Task instructions:
Count the lines below that contain the word "поселение", and give only that number.

[start of Source data]

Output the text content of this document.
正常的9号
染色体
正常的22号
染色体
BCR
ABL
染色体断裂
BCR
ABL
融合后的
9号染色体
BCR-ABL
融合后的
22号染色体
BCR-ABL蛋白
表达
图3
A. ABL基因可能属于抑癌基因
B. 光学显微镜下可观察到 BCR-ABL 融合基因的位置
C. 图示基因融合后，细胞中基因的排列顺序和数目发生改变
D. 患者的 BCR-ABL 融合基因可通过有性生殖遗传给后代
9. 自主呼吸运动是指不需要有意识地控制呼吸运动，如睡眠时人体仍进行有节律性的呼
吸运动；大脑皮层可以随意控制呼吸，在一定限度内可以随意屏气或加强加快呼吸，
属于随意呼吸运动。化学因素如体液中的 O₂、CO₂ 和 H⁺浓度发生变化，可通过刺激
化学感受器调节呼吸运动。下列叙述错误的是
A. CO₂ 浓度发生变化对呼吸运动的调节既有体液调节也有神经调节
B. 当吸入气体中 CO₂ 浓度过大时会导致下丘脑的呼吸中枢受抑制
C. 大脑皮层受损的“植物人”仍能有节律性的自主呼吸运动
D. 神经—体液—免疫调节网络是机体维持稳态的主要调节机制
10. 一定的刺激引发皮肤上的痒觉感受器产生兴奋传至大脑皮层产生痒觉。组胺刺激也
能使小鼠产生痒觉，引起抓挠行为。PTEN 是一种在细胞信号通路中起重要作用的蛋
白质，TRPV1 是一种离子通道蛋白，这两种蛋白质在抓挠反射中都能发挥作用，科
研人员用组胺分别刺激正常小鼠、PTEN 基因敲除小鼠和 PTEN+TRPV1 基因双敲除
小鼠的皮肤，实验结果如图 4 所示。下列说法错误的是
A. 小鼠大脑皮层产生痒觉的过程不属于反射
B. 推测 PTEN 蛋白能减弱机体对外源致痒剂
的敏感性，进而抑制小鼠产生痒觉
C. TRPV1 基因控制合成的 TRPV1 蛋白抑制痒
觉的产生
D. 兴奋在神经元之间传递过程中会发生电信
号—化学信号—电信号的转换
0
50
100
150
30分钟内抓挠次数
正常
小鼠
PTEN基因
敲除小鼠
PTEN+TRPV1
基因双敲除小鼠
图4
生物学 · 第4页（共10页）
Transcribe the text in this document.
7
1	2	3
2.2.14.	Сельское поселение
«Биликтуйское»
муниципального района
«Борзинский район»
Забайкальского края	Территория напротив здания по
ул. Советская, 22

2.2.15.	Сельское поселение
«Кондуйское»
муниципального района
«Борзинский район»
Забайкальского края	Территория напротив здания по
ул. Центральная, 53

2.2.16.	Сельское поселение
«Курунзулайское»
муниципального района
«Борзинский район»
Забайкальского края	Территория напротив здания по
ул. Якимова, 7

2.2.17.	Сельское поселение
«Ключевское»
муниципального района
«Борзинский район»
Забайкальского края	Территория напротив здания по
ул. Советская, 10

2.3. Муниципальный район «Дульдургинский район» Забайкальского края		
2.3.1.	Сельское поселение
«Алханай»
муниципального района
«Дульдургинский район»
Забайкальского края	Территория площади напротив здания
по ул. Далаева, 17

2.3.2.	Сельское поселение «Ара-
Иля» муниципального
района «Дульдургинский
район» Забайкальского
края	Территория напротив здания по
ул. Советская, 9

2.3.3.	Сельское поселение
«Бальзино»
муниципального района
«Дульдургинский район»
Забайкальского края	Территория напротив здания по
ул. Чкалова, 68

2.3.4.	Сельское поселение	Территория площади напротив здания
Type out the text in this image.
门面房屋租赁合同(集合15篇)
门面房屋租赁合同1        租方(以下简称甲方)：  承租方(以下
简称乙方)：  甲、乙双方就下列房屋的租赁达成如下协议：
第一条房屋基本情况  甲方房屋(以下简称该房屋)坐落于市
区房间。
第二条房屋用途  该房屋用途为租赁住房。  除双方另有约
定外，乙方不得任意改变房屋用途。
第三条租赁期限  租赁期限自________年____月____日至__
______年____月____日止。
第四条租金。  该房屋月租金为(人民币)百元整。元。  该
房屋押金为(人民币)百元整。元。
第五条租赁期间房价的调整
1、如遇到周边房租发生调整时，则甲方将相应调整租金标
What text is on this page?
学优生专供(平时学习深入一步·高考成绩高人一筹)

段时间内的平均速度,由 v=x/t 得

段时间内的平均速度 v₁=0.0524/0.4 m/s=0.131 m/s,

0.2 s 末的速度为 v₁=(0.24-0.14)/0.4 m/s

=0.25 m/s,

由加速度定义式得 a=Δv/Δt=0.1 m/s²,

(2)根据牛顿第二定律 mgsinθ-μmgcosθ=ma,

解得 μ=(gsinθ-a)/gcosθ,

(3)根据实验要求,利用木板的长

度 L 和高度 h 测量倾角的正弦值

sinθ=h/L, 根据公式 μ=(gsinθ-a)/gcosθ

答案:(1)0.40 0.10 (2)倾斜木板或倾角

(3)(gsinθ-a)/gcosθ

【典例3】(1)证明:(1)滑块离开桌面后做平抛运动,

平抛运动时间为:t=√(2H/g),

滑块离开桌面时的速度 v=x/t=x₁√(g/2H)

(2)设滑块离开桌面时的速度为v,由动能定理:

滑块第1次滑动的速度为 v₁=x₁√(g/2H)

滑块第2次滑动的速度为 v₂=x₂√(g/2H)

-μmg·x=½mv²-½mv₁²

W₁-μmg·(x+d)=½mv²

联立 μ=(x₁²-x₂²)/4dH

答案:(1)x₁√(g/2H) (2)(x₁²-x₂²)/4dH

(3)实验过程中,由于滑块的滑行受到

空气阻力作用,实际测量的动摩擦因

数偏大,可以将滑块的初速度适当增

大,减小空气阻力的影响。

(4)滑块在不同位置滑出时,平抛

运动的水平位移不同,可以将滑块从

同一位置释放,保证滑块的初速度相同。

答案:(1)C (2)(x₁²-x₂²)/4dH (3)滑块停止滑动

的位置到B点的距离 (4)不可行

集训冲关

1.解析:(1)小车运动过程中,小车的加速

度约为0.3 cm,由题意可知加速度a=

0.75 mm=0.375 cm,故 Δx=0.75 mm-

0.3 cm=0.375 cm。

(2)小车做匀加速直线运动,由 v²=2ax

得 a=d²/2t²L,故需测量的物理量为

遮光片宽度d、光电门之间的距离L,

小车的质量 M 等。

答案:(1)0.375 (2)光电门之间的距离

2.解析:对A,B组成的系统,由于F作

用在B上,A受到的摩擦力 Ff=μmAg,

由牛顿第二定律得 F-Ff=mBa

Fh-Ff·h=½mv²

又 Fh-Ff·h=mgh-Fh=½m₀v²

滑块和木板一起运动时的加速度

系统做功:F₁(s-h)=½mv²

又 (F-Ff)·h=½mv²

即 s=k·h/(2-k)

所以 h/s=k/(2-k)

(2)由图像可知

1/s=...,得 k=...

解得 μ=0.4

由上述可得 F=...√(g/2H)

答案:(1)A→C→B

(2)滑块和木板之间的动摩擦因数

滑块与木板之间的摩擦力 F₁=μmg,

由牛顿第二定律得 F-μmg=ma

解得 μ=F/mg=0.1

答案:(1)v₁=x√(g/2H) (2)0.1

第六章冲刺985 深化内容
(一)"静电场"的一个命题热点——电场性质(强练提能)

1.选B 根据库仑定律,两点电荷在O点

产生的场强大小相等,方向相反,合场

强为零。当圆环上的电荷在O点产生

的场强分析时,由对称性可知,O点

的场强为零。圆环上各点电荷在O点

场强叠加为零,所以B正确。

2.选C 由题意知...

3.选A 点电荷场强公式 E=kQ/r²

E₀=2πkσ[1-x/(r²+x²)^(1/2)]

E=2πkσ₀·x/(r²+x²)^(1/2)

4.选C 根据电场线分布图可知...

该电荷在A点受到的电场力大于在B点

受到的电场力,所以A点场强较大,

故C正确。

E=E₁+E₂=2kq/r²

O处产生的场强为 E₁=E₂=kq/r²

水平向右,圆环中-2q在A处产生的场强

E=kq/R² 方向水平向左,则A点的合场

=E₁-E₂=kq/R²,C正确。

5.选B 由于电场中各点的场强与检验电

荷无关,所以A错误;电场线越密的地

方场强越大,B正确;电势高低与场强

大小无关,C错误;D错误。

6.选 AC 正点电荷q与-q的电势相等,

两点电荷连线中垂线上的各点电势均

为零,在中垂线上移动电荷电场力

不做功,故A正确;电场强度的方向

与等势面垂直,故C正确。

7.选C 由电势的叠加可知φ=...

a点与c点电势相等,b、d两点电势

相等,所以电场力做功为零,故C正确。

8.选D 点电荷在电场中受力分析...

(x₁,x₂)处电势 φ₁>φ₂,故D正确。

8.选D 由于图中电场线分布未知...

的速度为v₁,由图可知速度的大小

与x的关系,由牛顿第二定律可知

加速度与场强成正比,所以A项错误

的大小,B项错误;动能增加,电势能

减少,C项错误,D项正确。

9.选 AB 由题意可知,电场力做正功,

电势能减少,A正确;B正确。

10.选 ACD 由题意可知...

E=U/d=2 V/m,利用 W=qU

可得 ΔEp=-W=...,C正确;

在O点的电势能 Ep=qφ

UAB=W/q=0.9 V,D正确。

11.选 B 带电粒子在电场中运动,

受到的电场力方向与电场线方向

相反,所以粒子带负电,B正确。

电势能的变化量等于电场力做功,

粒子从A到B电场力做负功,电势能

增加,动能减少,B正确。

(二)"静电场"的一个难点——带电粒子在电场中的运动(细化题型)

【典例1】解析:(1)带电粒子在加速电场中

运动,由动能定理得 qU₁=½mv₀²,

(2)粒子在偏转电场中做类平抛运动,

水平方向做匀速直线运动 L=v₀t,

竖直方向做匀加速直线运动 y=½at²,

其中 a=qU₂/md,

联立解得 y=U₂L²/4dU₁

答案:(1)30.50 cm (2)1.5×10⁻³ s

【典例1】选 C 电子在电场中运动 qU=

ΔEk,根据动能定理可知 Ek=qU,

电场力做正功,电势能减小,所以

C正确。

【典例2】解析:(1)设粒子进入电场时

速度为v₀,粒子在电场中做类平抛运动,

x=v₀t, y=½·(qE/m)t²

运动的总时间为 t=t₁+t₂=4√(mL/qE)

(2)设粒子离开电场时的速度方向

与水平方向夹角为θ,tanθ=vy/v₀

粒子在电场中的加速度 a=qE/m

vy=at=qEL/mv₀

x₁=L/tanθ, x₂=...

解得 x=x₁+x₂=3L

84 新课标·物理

[end of Source data]

Finished exercise:
8